## PAGE TEXT:
SPARKS17 · 04/01/2019 13:45

A wedding is not worth getting into debt for, its one day and then its gone, poof! Scale back your ideas or save longer seriously seriously not worth it.

I loved my wedding, great day, but looking back I can't deny what a colossal waste of money it was!

shpoot · 04/01/2019 13:45

The minute you are married things will change financially. Won't his contributions go up as your earnings are taken into account? Not entirely sure on this one.

Nobody can tell you whether to take a loan or not but like pp have said a 0% cc is better as long as you pay it off.

You mentioned that financial immaturity isn't linked to whether you've had a credit card or not. In fact it is. A credit card actually helps your credit score increase. As long as you pay it off!

InTheBirdBox · 04/01/2019 13:46

Mitzimaybe yes I have absolutely 0 intention on spending more than I am planning to spend in 2020, I already have prices for everything that I know we want. The loan isn't to enable us to have a huge do that we could never save for, it would purely be to bring the date closer and we would plan to have it paid by the original 2020 date.

## INFORMATION:
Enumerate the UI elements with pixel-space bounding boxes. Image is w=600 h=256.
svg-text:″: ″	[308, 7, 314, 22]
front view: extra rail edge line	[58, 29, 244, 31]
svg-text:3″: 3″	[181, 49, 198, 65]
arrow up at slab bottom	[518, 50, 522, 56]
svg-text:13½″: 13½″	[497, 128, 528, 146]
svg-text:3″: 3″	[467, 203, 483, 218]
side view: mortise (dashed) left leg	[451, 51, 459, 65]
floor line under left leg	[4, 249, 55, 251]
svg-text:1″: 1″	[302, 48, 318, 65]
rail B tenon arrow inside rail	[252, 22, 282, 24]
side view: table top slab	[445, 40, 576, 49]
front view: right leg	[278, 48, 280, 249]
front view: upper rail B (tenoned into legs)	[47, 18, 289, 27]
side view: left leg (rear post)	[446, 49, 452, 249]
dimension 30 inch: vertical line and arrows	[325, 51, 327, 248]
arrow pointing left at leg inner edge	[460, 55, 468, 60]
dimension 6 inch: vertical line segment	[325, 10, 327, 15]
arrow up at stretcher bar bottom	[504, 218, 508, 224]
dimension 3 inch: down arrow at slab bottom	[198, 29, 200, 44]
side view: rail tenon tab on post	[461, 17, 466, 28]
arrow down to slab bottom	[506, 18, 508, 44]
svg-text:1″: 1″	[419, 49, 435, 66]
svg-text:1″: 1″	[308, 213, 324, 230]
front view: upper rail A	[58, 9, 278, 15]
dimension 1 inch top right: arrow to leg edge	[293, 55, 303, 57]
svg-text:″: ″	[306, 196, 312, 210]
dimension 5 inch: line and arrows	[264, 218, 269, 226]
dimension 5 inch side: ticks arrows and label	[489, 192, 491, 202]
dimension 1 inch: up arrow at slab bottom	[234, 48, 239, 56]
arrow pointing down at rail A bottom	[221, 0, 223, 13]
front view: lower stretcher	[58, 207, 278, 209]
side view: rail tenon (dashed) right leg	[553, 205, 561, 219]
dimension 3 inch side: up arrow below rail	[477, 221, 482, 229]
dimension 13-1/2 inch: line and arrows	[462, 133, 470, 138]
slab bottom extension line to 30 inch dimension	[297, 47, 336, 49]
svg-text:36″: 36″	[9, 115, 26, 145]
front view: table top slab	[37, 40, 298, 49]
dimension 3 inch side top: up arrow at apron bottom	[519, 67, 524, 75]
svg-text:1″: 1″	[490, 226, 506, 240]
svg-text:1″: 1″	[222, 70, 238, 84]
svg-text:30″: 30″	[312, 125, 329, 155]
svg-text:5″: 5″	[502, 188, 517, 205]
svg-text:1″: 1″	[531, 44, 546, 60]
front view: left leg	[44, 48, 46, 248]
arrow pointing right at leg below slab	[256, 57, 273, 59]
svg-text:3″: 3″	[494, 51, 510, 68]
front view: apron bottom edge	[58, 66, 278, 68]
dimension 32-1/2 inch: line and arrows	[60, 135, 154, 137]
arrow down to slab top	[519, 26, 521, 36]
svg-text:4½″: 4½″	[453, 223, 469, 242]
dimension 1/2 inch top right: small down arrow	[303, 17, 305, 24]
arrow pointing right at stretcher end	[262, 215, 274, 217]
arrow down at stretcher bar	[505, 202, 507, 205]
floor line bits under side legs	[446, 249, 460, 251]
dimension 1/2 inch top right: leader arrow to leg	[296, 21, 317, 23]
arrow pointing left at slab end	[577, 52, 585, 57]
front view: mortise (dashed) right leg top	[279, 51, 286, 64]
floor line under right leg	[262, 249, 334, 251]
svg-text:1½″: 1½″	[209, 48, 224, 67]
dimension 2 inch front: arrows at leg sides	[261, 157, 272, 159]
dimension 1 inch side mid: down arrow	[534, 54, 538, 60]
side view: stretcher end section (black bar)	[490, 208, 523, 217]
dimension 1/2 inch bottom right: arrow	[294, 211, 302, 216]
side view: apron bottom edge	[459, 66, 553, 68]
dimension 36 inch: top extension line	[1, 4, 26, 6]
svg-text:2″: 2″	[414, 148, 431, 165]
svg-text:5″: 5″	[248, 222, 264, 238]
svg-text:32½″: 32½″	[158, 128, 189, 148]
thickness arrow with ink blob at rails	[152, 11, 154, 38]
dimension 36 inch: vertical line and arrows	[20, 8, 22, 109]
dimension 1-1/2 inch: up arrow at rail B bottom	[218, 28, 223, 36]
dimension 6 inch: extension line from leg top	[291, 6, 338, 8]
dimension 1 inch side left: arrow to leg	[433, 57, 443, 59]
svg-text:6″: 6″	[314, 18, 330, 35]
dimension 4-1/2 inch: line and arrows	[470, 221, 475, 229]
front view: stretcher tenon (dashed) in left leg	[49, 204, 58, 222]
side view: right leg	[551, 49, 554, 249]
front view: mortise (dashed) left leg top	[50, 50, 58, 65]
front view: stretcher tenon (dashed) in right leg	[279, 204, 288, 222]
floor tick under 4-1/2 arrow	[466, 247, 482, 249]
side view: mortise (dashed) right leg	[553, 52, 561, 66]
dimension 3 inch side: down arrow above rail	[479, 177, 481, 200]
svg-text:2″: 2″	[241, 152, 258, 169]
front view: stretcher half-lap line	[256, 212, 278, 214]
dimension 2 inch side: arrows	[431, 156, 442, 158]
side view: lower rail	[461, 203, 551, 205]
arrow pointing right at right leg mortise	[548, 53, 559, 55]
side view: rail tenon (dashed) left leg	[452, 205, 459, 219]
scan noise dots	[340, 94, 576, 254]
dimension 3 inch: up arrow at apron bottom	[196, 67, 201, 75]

## USING THE INFORMATION:
a: In the wedding forum thread, what does shpoot say a credit card helps increase?
b: From the wedding forum thread, extract everything from "Nobody can tell" down to "pay it off!".
c: Continue the forum thread about taking a loan for a wedding, starting after the last post shown.

## ANSWERS TO THE TASKS:
a: Your credit score.

b:
Nobody can tell you whether to take a loan or not but like pp have said a 0% cc is better as long as you pay it off.

You mentioned that financial immaturity isn't linked to whether you've had a credit card or not. In fact it is. A credit card actually helps your credit score increase. As long as you pay it off!

c:
OP posts:
KarmaStar · 04/01/2019 13:54

Hi OP,I would say save up and wait for your wedding.The advantage being when you are Mrs xxx xxx,you won't have a debt to worry about as you start married life and you can plan for your futures without that burden.Plus once the bank releases the funds it's very easy to get caught up in 'extras'and before you know it the cash is gone and you're considering adding another couple of thousand....whereas if you save you have to stick to your budget.(apologies if this comes across as thinking you can't control finances,I absolutely don't mean that at all).
The day goes so fast,enjoy the anticipation!
Wishing you lots of happinessFlowers

Fluffyears · 04/01/2019 13:56

A zero% card would be better as it does offer you protection and you can just pay off as abs when you spend anything on it. Also please get wedding insurance, £50!and it protects you against a whole heap of things going wrong. I paid my venue and dress on cc and paid it off we went from deciding in September where we wanted to being married the following April. Like you we had spent most of our savings on a big expense so had to pay off in chunks. The cc wasa great way to spread it.

Fluffyears · 04/01/2019 13:57

Oh and got married in April and paid it off by June.

Popchyk · 04/01/2019 13:59

Getting a loan in your sole name could be problematic if you can't pay it back/the relationship ends.

Getting a loan in joint names could be problematic if either one of you doesn't pay it back/the relationship ends.

Therefore, don't get a loan at all. It is a stress on the relationship that neither of you needs. That's just my way of thinking.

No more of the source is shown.